• [GOAL]
Copy each entry as it stands, leaving nothing out.

#### RECORD SET ####

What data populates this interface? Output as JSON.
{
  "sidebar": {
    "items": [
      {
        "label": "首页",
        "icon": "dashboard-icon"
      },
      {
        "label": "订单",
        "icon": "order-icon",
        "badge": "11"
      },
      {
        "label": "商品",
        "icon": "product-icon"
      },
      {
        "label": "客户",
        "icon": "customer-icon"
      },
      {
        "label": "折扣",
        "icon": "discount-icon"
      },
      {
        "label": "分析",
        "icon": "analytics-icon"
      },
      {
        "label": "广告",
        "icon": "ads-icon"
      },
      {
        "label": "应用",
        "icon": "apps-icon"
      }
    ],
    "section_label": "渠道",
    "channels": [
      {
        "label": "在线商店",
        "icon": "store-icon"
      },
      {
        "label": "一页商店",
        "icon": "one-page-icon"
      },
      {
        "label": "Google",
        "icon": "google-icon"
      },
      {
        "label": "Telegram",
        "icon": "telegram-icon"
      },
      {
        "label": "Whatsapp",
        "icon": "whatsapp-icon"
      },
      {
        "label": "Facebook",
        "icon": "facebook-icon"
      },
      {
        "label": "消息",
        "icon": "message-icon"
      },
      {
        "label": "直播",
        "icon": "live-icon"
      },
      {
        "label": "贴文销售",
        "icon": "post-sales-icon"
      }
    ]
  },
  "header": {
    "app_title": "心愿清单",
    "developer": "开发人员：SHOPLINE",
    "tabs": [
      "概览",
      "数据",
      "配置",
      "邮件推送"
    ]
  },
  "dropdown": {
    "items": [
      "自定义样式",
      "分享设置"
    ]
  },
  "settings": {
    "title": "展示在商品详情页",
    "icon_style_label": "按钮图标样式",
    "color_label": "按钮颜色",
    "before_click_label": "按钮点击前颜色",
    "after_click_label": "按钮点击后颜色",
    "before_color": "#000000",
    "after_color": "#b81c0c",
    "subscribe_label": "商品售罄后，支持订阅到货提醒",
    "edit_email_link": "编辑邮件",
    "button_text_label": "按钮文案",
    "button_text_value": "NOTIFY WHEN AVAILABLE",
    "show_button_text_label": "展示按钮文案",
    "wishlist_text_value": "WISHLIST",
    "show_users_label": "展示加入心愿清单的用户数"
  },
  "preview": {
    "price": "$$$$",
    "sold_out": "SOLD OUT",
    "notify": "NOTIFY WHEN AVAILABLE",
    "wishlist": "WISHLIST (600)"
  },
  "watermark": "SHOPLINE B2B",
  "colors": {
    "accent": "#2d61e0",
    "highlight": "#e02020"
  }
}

####

• [IN RESPONSE]
What data populates this interface? Output as JSON.
{
  "sidebar": {
    "items": [
      {
        "label": "首页",
        "icon": "dashboard-icon"
      },
      {
        "label": "订单",
        "icon": "order-icon",
        "badge": "11"
      },
      {
        "label": "商品",
        "icon": "product-icon"
      },
      {
        "label": "客户",
        "icon": "customer-icon"
      },
      {
        "label": "折扣",
        "icon": "discount-icon"
      },
      {
        "label": "分析",
        "icon": "analytics-icon"
      },
      {
        "label": "广告",
        "icon": "ads-icon"
      },
      {
        "label": "应用",
        "icon": "apps-icon"
      }
    ],
    "section_label": "渠道",
    "channels": [
      {
        "label": "在线商店",
        "icon": "store-icon"
      },
      {
        "label": "一页商店",
        "icon": "one-page-icon"
      },
      {
        "label": "Google",
        "icon": "google-icon"
      },
      {
        "label": "Telegram",
        "icon": "telegram-icon"
      },
      {
        "label": "Whatsapp",
        "icon": "whatsapp-icon"
      },
      {
        "label": "Facebook",
        "icon": "facebook-icon"
      },
      {
        "label": "消息",
        "icon": "message-icon"
      },
      {
        "label": "直播",
        "icon": "live-icon"
      },
      {
        "label": "贴文销售",
        "icon": "post-sales-icon"
      }
    ]
  },
  "header": {
    "app_title": "心愿清单",
    "developer": "开发人员：SHOPLINE",
    "tabs": [
      "概览",
      "数据",
      "配置",
      "邮件推送"
    ]
  },
  "dropdown": {
    "items": [
      "自定义样式",
      "分享设置"
    ]
  },
  "settings": {
    "title": "展示在商品详情页",
    "icon_style_label": "按钮图标样式",
    "color_label": "按钮颜色",
    "before_click_label": "按钮点击前颜色",
    "after_click_label": "按钮点击后颜色",
    "before_color": "#000000",
    "after_color": "#b81c0c",
    "subscribe_label": "商品售罄后，支持订阅到货提醒",
    "edit_email_link": "编辑邮件",
    "button_text_label": "按钮文案",
    "button_text_value": "NOTIFY WHEN AVAILABLE",
    "show_button_text_label": "展示按钮文案",
    "wishlist_text_value": "WISHLIST",
    "show_users_label": "展示加入心愿清单的用户数"
  },
  "preview": {
    "price": "$$$$",
    "sold_out": "SOLD OUT",
    "notify": "NOTIFY WHEN AVAILABLE",
    "wishlist": "WISHLIST (600)"
  },
  "watermark": "SHOPLINE B2B",
  "colors": {
    "accent": "#2d61e0",
    "highlight": "#e02020"
  }
}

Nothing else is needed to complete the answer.